• DATASET EXTRACT:
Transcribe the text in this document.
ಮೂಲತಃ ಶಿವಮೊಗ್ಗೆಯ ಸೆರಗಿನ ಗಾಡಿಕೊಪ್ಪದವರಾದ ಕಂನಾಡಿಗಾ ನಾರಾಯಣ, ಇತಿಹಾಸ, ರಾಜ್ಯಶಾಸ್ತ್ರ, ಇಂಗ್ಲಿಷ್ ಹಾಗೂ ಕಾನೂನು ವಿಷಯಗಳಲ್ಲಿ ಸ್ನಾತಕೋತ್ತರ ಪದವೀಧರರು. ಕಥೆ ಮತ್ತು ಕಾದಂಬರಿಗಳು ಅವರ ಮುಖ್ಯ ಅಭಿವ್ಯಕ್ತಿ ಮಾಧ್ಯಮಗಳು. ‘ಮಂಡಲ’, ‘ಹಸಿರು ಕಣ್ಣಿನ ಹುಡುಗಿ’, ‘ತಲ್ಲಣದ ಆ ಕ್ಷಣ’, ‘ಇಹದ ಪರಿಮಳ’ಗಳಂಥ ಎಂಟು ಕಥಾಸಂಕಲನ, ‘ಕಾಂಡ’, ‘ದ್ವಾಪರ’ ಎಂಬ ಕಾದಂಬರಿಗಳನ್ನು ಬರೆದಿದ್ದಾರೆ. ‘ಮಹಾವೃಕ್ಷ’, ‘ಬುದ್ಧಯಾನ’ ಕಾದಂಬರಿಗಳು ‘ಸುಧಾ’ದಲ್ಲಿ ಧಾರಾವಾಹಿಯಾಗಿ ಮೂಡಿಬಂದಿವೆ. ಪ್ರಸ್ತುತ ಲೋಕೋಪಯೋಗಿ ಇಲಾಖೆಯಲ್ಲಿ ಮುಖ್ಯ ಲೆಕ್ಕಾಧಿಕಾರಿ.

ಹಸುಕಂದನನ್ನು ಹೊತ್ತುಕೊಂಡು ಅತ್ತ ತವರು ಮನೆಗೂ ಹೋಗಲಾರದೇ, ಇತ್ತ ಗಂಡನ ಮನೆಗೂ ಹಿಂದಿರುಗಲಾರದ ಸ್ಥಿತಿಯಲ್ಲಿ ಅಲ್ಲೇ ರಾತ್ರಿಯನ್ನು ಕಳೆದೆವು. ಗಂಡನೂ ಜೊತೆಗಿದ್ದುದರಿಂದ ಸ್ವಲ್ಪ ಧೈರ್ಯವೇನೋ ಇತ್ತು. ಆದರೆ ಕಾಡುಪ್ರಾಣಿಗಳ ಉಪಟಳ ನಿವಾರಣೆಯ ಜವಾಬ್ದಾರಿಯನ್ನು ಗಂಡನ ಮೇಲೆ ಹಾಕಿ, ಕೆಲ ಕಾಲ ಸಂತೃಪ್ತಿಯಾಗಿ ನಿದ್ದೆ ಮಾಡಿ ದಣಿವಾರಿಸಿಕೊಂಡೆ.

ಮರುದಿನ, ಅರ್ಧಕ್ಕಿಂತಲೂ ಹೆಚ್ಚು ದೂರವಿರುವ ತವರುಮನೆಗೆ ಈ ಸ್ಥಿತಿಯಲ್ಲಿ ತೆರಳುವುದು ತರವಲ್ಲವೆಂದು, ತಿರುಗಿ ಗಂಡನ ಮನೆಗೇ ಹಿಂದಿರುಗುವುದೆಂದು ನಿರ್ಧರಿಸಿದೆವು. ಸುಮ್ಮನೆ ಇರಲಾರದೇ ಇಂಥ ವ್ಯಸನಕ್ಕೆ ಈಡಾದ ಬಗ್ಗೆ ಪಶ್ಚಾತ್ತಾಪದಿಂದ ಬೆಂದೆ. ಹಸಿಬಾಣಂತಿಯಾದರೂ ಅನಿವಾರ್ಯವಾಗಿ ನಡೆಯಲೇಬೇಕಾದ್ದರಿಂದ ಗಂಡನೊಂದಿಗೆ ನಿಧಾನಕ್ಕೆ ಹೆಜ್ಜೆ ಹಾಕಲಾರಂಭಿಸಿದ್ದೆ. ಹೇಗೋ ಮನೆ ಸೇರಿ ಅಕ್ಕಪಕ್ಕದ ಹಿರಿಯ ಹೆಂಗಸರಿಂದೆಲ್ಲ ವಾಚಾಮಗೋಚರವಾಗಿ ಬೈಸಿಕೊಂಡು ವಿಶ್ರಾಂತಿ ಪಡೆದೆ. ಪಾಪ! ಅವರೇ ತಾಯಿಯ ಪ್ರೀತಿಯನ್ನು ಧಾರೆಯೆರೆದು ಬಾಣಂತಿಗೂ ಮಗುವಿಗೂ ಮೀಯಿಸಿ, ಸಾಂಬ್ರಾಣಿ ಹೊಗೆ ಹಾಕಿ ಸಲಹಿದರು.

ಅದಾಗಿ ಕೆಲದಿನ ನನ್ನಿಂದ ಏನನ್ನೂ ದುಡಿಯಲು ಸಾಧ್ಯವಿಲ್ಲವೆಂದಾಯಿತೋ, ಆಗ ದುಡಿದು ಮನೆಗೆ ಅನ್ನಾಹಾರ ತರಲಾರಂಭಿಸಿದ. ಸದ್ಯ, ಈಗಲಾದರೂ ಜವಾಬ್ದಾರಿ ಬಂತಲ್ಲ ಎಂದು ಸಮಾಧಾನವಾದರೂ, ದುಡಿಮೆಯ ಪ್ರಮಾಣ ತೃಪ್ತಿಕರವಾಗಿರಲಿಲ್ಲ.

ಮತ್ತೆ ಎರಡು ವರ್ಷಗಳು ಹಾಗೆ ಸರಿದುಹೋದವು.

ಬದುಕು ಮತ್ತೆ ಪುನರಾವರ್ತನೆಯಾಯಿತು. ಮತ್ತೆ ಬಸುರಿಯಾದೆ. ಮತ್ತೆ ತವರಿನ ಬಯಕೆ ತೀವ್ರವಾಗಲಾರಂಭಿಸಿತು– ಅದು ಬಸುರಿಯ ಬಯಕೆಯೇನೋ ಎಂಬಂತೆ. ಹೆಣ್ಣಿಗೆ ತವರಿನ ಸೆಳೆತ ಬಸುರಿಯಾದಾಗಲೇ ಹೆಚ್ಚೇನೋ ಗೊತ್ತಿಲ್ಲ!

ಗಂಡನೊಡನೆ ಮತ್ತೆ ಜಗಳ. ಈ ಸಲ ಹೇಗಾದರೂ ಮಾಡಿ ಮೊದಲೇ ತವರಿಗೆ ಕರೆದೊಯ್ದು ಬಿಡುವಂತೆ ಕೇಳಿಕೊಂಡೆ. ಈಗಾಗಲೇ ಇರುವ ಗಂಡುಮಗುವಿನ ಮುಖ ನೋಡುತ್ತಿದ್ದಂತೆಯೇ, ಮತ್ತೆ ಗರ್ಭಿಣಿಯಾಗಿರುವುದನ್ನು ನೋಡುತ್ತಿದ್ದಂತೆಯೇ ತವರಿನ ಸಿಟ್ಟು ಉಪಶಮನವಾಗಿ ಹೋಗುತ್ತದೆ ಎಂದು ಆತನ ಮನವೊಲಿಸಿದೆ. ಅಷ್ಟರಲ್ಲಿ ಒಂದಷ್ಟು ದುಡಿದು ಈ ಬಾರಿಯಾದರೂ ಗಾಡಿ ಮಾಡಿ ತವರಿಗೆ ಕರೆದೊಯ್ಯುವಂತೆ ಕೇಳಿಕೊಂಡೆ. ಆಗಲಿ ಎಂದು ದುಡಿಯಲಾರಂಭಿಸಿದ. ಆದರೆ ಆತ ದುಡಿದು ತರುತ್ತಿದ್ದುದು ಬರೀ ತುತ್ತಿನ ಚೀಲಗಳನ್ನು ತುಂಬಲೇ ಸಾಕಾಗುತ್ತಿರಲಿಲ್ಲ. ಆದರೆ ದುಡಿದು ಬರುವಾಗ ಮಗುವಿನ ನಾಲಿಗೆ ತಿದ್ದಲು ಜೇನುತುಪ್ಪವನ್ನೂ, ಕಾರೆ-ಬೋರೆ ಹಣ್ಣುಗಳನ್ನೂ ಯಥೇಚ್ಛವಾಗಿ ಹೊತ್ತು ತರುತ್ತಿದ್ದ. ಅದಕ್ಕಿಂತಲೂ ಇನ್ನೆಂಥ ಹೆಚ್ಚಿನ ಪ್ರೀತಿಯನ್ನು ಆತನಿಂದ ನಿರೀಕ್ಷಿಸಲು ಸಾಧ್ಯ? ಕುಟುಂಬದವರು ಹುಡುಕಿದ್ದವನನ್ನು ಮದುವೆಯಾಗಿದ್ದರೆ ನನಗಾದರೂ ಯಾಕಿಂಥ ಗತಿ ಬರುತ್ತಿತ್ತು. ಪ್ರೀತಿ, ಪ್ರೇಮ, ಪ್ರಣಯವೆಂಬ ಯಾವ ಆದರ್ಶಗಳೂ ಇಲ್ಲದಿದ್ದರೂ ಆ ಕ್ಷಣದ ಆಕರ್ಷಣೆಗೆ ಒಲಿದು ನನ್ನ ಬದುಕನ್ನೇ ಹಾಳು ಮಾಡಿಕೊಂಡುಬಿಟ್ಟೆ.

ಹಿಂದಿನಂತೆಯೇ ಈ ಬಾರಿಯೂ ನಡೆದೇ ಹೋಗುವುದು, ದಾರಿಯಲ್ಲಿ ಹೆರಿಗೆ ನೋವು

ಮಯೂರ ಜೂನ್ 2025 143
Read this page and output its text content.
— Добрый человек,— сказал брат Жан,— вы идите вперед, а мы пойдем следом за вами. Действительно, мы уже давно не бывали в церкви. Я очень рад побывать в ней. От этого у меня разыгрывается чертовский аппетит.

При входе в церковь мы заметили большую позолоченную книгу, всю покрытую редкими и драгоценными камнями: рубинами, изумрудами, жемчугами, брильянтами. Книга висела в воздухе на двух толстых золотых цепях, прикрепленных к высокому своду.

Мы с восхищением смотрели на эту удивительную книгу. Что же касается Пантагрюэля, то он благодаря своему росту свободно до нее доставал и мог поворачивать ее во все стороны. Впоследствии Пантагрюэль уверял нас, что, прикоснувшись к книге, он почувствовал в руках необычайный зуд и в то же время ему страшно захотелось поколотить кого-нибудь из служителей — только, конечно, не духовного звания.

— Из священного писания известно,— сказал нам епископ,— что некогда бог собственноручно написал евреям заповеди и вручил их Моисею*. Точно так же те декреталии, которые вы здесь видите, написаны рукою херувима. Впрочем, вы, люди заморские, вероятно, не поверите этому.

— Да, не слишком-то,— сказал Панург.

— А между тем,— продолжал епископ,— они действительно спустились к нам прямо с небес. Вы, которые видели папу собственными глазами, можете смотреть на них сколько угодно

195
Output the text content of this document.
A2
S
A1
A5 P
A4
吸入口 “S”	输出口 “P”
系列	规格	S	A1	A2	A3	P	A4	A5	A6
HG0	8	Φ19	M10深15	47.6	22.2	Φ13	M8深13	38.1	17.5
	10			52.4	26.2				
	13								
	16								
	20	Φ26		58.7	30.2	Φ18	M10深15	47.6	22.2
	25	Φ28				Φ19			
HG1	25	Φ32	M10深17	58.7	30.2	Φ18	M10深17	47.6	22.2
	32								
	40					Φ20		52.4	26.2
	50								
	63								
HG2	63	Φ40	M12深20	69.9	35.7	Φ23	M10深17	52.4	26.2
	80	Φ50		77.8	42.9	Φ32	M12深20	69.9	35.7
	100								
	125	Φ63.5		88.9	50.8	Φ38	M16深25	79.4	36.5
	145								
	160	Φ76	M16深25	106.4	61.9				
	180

• SHORT EXERCISE: Reproduce the lines word for word, starting at the one holding "Output the text content of this document." and ending at the final line of the material above.

• SOLUTION FOR THIS EXERCISE:
Output the text content of this document.
A2
S
A1
A5 P
A4
吸入口 “S”	输出口 “P”
系列	规格	S	A1	A2	A3	P	A4	A5	A6
HG0	8	Φ19	M10深15	47.6	22.2	Φ13	M8深13	38.1	17.5
	10			52.4	26.2				
	13								
	16								
	20	Φ26		58.7	30.2	Φ18	M10深15	47.6	22.2
	25	Φ28				Φ19			
HG1	25	Φ32	M10深17	58.7	30.2	Φ18	M10深17	47.6	22.2
	32								
	40					Φ20		52.4	26.2
	50								
	63								
HG2	63	Φ40	M12深20	69.9	35.7	Φ23	M10深17	52.4	26.2
	80	Φ50		77.8	42.9	Φ32	M12深20	69.9	35.7
	100								
	125	Φ63.5		88.9	50.8	Φ38	M16深25	79.4	36.5
	145								
	160	Φ76	M16深25	106.4	61.9				
	180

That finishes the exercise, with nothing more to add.